**Data shown:**
START
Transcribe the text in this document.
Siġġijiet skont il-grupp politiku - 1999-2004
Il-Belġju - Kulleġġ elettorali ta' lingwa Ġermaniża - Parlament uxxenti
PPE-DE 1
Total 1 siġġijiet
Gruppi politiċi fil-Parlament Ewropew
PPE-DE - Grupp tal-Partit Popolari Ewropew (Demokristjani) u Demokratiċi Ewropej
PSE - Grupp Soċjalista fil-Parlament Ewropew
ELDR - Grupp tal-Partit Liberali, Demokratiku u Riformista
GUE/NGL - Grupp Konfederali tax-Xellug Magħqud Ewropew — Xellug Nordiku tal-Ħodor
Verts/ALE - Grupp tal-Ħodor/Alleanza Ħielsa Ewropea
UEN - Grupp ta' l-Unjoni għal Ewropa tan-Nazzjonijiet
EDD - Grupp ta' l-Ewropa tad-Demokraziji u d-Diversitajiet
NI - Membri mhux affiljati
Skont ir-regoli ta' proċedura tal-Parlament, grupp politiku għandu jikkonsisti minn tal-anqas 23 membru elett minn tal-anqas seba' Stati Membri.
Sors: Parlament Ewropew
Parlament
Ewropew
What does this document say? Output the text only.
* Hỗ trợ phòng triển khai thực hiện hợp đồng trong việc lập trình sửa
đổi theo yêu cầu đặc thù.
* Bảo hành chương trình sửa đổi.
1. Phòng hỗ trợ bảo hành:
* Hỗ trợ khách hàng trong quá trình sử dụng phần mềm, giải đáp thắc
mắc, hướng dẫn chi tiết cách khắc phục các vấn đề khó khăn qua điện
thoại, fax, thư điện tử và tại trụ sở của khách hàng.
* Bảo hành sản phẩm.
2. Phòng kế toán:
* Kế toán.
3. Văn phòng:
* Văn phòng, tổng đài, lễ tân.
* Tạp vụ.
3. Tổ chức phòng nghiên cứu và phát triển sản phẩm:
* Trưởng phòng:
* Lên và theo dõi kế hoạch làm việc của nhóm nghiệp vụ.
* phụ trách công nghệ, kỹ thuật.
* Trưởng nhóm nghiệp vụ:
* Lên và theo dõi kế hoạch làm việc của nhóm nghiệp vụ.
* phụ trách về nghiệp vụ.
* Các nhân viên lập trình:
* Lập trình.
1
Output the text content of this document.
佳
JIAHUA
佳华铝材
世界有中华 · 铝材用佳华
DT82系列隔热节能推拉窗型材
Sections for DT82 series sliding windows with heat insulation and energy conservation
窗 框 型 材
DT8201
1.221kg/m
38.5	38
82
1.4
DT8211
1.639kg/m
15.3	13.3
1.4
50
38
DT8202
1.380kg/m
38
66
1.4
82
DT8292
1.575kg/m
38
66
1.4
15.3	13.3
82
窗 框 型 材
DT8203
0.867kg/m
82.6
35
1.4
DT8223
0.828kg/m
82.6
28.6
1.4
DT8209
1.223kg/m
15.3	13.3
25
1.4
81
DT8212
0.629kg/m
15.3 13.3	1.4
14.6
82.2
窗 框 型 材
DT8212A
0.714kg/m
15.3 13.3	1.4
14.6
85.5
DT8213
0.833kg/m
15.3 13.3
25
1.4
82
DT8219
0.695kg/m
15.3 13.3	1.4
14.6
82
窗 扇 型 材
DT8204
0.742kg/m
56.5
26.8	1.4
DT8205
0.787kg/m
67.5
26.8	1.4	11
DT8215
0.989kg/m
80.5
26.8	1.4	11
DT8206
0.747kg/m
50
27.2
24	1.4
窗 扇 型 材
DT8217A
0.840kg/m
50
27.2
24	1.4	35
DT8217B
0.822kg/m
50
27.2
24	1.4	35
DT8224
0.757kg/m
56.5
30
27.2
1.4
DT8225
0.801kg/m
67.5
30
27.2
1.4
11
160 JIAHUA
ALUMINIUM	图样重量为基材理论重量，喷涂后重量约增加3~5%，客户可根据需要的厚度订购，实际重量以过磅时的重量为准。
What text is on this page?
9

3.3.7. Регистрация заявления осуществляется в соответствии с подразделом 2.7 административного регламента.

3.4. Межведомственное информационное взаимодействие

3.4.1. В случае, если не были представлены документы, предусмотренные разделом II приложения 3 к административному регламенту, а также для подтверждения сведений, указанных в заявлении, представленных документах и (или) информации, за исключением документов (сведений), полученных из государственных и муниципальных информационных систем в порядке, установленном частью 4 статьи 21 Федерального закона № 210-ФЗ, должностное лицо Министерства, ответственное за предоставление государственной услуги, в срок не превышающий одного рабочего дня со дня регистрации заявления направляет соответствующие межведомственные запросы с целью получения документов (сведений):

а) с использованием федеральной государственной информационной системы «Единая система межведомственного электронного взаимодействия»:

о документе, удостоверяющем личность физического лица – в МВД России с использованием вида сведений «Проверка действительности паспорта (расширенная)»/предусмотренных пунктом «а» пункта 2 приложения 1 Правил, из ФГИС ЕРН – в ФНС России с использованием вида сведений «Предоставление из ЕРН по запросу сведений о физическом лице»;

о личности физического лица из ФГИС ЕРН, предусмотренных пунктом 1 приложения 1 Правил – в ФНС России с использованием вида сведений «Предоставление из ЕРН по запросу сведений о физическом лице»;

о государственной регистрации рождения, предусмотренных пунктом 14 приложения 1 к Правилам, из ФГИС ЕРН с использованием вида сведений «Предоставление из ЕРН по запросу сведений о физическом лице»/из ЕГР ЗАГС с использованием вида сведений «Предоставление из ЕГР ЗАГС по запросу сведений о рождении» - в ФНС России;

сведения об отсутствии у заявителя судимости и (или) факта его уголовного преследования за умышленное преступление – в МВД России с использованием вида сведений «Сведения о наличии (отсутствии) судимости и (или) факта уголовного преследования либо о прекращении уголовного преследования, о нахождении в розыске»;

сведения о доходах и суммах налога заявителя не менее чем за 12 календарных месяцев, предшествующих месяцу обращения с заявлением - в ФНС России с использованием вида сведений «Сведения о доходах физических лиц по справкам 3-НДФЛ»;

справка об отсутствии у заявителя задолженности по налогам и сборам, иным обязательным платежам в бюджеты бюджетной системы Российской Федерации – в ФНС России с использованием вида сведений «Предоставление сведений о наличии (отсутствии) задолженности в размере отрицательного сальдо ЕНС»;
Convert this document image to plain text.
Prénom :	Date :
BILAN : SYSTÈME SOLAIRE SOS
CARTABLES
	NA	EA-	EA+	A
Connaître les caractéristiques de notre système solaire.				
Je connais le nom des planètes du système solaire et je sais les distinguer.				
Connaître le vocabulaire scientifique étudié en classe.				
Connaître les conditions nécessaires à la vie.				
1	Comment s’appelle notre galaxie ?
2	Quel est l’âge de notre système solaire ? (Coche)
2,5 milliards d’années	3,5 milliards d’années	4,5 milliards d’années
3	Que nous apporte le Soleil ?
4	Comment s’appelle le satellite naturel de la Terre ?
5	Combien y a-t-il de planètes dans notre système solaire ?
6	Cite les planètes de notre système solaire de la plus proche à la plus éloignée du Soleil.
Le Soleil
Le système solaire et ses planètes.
END
**Your instructions:**
Look through the records above and report how many lines hold the word "politiku", giving only the number.

**Solved problem:**
2